- Your task
Look for the string "marker" in every line, and copy each line that has it.

- Given data
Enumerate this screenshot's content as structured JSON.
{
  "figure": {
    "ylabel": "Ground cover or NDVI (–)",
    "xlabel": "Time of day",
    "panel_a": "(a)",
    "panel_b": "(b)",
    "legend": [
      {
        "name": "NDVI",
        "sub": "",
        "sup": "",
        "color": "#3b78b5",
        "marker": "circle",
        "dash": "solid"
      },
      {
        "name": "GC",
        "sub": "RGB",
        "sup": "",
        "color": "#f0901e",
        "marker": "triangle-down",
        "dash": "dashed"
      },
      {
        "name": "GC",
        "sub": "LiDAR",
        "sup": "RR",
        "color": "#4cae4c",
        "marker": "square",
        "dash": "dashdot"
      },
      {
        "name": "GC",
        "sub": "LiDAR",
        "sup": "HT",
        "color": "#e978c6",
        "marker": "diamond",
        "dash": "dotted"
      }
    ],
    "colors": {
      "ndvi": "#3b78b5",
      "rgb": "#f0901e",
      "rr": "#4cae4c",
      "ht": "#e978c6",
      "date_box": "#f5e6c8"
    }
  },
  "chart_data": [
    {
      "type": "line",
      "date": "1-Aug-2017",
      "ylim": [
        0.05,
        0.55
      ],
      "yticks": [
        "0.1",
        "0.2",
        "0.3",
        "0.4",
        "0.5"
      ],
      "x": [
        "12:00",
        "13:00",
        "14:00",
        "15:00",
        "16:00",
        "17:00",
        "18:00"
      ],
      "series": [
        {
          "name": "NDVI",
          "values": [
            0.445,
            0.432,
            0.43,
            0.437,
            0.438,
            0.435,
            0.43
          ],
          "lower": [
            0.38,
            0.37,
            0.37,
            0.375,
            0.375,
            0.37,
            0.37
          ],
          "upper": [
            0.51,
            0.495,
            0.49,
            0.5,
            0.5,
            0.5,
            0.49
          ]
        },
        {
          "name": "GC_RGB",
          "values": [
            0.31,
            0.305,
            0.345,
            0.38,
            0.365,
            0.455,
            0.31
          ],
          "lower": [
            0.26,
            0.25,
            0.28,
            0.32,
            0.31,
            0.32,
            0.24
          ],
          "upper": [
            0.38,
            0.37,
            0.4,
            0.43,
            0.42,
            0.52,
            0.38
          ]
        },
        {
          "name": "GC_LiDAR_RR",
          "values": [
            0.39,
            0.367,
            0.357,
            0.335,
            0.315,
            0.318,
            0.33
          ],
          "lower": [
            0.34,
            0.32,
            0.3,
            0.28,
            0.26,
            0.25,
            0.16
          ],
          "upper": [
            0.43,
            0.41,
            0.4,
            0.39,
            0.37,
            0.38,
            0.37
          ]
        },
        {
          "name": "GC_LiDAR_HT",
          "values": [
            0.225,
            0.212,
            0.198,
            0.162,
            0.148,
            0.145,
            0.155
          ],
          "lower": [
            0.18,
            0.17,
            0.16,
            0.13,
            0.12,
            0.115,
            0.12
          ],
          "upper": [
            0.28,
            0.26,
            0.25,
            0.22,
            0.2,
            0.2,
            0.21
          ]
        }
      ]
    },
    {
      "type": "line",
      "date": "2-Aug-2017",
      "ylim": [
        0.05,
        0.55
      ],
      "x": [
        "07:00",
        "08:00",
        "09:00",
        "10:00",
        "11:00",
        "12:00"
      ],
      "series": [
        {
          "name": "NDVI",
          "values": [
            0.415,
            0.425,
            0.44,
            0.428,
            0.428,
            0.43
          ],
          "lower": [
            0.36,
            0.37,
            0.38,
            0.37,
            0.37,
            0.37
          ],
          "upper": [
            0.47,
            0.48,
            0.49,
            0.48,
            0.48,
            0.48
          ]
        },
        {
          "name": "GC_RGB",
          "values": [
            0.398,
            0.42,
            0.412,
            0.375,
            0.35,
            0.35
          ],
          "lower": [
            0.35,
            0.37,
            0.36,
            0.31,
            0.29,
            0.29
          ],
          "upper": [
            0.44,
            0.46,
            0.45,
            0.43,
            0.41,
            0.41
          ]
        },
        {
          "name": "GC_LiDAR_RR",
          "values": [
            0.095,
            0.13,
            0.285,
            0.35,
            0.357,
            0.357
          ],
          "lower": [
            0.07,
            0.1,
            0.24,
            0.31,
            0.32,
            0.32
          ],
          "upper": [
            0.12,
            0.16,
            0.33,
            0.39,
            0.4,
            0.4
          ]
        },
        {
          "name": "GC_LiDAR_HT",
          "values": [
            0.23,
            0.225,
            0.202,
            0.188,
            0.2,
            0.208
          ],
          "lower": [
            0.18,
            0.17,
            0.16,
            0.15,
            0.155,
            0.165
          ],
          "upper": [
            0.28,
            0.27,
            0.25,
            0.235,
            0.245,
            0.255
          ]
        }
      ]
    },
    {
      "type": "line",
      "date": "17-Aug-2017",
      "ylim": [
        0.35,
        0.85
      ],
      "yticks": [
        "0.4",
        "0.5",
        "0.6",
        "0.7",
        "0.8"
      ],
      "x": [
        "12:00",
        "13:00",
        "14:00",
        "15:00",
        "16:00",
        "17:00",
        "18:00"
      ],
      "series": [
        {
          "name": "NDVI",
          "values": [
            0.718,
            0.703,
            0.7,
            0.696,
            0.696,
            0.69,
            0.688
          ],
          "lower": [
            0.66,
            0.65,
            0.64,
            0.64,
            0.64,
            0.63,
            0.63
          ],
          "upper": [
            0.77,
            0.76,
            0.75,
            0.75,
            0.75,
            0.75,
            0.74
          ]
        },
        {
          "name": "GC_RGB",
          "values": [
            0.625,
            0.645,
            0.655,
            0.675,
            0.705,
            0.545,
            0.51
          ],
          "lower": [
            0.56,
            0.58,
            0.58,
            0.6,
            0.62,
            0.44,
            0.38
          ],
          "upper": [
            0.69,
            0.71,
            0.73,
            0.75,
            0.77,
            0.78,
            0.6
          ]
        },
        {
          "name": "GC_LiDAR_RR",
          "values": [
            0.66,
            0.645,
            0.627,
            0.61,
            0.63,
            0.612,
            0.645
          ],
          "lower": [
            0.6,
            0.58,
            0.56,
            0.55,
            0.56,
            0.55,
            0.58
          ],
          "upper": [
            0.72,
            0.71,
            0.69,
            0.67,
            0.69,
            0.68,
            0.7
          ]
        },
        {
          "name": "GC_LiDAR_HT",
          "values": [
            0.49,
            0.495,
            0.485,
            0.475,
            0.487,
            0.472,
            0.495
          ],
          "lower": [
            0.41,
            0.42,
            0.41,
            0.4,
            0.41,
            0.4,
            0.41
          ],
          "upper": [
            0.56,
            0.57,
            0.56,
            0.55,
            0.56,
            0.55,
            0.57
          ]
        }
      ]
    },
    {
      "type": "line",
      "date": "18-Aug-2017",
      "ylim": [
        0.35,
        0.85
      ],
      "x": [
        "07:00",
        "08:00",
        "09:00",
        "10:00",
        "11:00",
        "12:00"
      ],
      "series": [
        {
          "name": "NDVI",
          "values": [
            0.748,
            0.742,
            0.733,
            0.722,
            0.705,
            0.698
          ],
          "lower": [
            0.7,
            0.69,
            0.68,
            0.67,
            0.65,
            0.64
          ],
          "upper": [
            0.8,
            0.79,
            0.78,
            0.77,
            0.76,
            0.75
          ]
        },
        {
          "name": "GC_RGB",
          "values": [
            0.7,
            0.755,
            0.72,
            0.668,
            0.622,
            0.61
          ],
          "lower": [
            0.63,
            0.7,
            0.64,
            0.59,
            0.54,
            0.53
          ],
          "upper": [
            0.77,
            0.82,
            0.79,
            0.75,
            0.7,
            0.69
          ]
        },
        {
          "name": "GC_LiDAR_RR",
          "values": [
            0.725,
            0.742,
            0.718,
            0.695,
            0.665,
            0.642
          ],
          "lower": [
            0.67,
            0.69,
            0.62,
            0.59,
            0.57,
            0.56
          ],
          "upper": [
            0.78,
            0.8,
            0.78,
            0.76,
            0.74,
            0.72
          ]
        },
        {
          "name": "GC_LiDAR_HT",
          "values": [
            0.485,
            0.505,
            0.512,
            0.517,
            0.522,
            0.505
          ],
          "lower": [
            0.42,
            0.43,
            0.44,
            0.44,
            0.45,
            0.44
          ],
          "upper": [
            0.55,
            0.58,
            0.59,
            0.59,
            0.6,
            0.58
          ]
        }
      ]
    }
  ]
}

- Reply to the task
        "marker": "circle",
        "marker": "triangle-down",
        "marker": "square",
        "marker": "diamond",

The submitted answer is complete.